■ **Aim**
Locate each line holding the string "ylabel" and copy it.

■ **Data extract**
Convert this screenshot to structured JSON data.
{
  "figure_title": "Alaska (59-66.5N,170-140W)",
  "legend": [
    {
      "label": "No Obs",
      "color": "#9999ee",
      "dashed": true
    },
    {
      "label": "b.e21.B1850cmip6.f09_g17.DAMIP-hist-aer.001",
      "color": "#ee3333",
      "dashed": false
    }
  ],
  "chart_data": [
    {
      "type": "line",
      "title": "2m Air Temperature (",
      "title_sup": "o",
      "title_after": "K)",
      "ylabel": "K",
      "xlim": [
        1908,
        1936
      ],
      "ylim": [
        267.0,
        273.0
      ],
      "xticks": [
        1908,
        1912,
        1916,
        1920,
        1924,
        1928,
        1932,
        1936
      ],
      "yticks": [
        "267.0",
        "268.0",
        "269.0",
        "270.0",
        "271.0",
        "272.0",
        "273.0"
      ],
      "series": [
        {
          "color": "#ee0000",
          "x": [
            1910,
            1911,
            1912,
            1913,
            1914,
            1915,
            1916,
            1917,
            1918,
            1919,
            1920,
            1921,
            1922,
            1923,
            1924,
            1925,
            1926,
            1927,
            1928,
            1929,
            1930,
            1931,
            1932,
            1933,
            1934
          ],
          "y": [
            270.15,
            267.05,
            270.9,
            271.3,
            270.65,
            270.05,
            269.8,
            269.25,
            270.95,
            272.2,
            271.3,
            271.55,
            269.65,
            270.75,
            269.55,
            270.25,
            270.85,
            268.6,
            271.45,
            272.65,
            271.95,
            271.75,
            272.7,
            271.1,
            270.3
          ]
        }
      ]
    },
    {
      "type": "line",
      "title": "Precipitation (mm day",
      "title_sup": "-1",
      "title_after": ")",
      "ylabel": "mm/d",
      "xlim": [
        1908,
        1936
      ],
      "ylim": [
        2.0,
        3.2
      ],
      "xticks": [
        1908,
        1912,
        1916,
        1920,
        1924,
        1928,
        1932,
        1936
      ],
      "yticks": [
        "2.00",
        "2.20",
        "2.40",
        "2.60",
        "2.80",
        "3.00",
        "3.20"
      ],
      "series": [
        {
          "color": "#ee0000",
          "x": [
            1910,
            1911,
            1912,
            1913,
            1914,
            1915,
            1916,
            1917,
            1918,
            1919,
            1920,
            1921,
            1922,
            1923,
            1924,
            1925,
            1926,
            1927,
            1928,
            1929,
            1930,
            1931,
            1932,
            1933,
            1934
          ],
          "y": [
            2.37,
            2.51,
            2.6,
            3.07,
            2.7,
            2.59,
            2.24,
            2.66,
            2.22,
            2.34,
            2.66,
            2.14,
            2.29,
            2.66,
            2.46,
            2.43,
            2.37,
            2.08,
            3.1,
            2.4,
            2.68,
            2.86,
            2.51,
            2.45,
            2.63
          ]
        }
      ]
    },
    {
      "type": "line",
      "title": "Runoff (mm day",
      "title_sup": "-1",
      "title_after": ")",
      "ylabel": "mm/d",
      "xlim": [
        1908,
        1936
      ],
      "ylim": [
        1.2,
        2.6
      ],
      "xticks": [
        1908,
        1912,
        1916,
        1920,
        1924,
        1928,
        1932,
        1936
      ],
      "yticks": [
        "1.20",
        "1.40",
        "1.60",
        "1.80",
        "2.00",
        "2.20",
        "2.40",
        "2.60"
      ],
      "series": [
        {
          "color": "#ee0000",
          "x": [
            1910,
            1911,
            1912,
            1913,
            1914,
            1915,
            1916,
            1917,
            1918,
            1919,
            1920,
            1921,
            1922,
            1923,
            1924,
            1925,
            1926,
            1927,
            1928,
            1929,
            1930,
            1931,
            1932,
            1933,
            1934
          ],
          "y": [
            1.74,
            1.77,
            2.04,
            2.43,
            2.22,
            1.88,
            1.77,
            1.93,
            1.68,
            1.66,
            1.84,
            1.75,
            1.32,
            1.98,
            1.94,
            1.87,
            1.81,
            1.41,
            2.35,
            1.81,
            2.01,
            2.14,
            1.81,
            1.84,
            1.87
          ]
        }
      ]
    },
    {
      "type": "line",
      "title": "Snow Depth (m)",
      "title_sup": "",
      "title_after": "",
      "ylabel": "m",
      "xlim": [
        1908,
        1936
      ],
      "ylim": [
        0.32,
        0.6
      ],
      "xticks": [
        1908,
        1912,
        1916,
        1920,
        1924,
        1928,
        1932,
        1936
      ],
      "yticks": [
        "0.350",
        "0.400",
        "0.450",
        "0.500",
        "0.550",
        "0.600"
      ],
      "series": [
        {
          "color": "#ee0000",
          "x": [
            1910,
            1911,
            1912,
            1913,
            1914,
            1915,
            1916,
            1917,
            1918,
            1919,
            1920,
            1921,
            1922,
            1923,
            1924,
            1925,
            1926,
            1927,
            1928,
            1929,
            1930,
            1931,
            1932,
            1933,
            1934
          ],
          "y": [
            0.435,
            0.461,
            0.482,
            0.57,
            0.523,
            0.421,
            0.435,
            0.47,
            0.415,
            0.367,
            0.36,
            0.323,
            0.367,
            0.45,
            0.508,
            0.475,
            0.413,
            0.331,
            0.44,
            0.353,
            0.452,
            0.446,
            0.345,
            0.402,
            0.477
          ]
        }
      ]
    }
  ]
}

■ **Answer to this problem**
      "ylabel": "K",
      "ylabel": "mm/d",
      "ylabel": "mm/d",
      "ylabel": "m",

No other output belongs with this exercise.